TEXTO PARA REVISAR ->

_ _ _ _ _

Tardó veinte años en reconocer su error. Lo hizo el día que le notificaron sobre la retención de su hijo. Chocó una moto
contra el amplio ventanal de una cafetería. Tres personas resultaron heridas. El muchacho quedó bastante golpeado. Iba
embriagado. La noche apenas caía sobre la ciudad. En su aturdimiento, no sabía qué había pasado.

Ese día, camino de la estación policial, recordó la crianza. Nada buena para el jovencito. Volviendo atrás, como en una
película, reflexionó que pudo estar más cerca de los problemas del hijo. Pero se negó. No quería admitir la realidad de lo
que le rodeaba. Tampoco el impacto que generaban los malos tratos a los que lo sometió.

Admitió su culpa. Pudo haber cambiado a tiempo. Pero no lo hizo. Hasta que vio la gravedad del asunto. Y aunque parecía
tarde, le pidió perdón. Lo hizo en la propia delegación policial. Sin importar cuántos curiosos estuvieran alrededor,
apreciando la escena. Las circunstancias ameritaban que emprendiera un nuevo camino. Nada perdería con intentarlo.

_ _ _ _ _

Datos de segmentación de la página:
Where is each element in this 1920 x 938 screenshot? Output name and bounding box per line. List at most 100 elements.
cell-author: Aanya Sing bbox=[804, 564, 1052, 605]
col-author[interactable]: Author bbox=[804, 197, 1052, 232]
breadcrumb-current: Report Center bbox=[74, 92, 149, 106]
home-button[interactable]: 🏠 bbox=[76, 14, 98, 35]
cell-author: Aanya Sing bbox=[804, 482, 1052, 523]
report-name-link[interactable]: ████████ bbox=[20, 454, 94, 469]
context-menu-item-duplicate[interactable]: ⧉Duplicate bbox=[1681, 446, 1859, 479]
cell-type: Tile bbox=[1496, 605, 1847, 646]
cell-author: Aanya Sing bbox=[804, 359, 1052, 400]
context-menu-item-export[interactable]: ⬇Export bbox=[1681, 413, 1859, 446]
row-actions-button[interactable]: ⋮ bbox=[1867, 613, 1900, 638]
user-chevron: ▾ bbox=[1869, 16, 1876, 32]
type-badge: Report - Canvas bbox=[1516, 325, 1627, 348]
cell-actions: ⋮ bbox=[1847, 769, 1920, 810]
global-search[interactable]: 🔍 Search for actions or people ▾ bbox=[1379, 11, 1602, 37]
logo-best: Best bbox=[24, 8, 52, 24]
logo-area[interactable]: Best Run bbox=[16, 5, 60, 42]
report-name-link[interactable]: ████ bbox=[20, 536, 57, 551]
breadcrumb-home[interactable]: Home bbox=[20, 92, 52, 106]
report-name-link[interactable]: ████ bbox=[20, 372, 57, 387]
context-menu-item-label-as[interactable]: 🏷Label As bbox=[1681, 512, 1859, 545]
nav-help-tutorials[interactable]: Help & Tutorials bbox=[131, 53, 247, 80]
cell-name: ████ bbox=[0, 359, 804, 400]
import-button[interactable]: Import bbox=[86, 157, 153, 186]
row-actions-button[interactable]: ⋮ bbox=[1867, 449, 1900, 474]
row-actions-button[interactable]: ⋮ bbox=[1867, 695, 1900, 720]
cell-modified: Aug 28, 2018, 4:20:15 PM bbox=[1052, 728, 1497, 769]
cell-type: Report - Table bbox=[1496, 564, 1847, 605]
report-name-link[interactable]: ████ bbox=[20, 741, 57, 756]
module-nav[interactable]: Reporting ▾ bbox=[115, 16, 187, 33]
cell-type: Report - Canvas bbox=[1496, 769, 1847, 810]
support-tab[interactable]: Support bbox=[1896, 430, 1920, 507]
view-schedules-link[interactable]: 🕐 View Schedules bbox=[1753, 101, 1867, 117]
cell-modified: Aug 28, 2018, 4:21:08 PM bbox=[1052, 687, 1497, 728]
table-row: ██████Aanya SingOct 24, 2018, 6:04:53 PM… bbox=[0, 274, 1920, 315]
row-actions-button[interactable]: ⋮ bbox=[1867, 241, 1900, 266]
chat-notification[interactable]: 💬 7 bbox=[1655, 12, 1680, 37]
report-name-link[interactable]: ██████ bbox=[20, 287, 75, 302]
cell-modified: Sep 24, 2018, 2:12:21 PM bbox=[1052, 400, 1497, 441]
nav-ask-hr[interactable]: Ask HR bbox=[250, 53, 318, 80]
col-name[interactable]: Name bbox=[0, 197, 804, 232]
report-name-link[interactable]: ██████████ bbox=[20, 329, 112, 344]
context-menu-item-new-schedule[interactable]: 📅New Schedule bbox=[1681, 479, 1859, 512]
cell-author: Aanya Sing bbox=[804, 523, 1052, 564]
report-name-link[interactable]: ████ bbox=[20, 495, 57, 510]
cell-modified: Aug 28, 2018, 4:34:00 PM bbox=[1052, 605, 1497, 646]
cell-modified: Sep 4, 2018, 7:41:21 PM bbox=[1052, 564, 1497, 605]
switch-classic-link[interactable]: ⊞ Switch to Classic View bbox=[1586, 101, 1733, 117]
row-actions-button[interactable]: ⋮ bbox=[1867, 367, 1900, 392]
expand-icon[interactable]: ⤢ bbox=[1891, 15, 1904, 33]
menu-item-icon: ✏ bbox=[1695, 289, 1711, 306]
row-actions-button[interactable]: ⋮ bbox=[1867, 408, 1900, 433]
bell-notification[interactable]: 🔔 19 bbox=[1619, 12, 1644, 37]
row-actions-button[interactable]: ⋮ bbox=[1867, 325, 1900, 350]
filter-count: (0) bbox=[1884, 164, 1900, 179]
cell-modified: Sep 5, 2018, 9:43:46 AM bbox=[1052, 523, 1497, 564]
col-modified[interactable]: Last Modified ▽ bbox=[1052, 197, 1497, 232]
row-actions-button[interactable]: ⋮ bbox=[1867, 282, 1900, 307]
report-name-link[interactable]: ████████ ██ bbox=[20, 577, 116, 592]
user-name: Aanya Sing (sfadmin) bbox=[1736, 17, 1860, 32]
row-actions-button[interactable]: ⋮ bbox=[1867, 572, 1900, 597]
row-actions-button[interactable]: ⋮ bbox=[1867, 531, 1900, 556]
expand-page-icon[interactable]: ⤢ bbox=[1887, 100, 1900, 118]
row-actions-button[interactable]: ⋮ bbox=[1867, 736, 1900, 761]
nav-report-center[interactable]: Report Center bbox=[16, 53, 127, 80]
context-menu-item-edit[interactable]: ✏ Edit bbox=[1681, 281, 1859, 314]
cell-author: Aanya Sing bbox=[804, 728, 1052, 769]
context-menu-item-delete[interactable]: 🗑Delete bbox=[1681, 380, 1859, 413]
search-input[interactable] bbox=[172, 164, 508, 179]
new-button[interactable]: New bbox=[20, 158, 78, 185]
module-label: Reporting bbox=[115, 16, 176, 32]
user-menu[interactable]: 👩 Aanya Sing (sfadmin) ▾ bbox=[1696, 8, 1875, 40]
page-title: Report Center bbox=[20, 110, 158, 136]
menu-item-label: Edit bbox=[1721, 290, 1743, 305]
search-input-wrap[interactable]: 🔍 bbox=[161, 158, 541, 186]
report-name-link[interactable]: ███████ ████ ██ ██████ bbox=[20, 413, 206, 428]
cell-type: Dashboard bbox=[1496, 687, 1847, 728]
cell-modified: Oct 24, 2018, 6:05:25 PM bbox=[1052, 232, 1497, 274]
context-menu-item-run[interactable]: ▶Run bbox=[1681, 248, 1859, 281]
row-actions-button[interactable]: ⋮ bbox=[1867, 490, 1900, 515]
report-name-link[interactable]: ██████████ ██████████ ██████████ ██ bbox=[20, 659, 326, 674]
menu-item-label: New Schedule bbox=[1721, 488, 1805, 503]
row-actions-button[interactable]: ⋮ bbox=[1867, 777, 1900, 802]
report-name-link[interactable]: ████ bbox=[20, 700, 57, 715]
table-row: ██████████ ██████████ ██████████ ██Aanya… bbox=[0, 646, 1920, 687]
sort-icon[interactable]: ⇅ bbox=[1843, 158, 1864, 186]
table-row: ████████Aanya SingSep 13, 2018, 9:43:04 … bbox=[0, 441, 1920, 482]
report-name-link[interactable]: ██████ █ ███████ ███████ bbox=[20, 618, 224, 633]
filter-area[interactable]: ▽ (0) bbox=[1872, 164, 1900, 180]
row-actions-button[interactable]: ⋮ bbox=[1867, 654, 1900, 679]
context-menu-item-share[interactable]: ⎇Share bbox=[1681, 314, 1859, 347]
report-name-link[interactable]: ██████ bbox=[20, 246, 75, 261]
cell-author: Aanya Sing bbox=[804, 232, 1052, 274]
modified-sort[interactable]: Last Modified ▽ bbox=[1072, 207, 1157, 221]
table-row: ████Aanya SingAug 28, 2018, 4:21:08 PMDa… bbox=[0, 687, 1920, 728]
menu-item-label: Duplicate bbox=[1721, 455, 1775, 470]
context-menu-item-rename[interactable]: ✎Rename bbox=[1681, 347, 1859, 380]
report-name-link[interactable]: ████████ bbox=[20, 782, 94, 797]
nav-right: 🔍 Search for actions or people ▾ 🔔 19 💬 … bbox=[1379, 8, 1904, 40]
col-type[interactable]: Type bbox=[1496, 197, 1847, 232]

_ _ _ _ _

TRABAJO PROPUESTO ->
**a.** Indica, por favor, si cada afirmación concuerda con el relato sobre la retención del hijo: (i) el hijo iba embriagado cuando chocó la moto; (ii) el choque ocurrió a pleno mediodía; (iii) el perdón se pidió en privado, lejos de cualquier curioso. Responde sí o no en cada caso y cita textualmente las palabras del relato que lo deciden.
**b.** Prolonga el relato sobre la retención del hijo a partir de su última oración.
Las filas no intervienen en esto.

CONJUNTO DE RESPUESTAS ->
**a.**
(i) Sí: "Iba embriagado."
(ii) No: "La noche apenas caía sobre la ciudad."
(iii) No: "Lo hizo en la propia delegación policial. Sin importar cuántos curiosos estuvieran alrededor, apreciando la escena."

**b.**
Reconocer que fallamos nos ayuda a crecer.

Quien no admite sus errores, se estanca en el proceso de crecimiento espiritual y personal. Sólo quienes reconocen sus
fallas, pueden emprender el camino de corregirlas y dirigirse a nuevos senderos de cambio.

No es nada nuevo. Se trata de un hecho que ha acompañado al hombre a través de la historia. Personas, que pese a
incurrir en hechos, palabras y gestos que atentan contra los demás, nunca lo reconocen.

Un análisis sencillo a este hecho ineludible, lo hizo el rey David. El escribió “¿Quién se da cuenta de sus propios errores?
¡Perdona, Señor, mis faltas ocultas! Quítale el orgullo a tu siervo; no permitas que el orgullo me domine. Así seré un hombre
sin tacha; estaré libre de gran pecado.” (Salmo 19:12, 13. Versión Popular “Dios habla hoy”).

La importancia de admitir los errores.

Por naturaleza, los seres humanos rechazamos cualquier observación respecto a nuestra conducta. Generalmente
consideramos que todo cuanto hacemos está bien. Y allí radica el error. Porque herimos con palabras o hechos, y
justificamos las acciones, imponiendo nuestro criterio.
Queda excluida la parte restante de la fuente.